• Provided information:
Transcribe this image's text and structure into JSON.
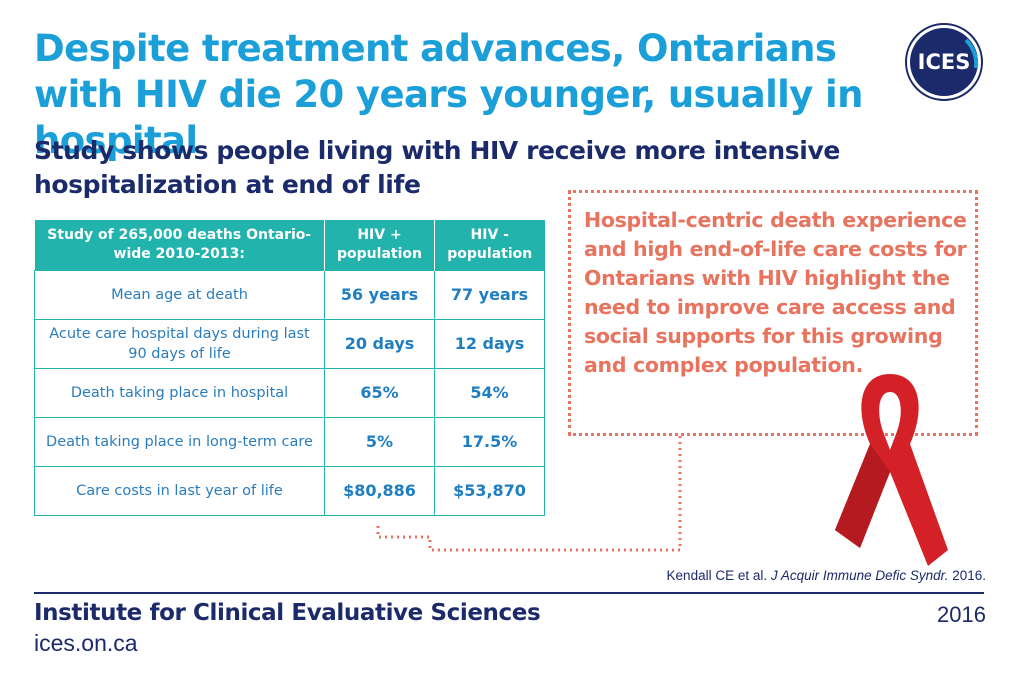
{
  "header": {
    "title": "Despite treatment advances, Ontarians with HIV die 20 years younger, usually in hospital",
    "subtitle": "Study shows people living with HIV receive more intensive hospitalization at end of life",
    "logo_text": "ICES"
  },
  "table": {
    "columns": [
      "Study of 265,000 deaths Ontario-wide 2010-2013:",
      "HIV + population",
      "HIV - population"
    ],
    "rows": [
      {
        "metric": "Mean age at death",
        "hiv_pos": "56 years",
        "hiv_neg": "77 years"
      },
      {
        "metric": "Acute care hospital days during last 90 days of life",
        "hiv_pos": "20 days",
        "hiv_neg": "12 days"
      },
      {
        "metric": "Death taking place in hospital",
        "hiv_pos": "65%",
        "hiv_neg": "54%"
      },
      {
        "metric": "Death taking place in long-term care",
        "hiv_pos": "5%",
        "hiv_neg": "17.5%"
      },
      {
        "metric": "Care costs in last year of life",
        "hiv_pos": "$80,886",
        "hiv_neg": "$53,870"
      }
    ]
  },
  "callout": {
    "text": "Hospital-centric death experience and high end-of-life care costs for Ontarians with HIV highlight the need to improve care access and social supports for this growing and complex population."
  },
  "citation": {
    "authors": "Kendall CE et al.",
    "journal": "J Acquir Immune Defic Syndr.",
    "year": "2016."
  },
  "footer": {
    "organization": "Institute for Clinical Evaluative Sciences",
    "url": "ices.on.ca",
    "year": "2016"
  },
  "colors": {
    "title": "#1a9fd8",
    "subtitle": "#1b2a6b",
    "table_header": "#22b3ad",
    "callout": "#e8735f",
    "ribbon": "#d42027"
  }
}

• Short problem: Make a list of all lines in the data that contain "days".

• Correct answer:
        "metric": "Acute care hospital days during last 90 days of life",
        "hiv_pos": "20 days",
        "hiv_neg": "12 days"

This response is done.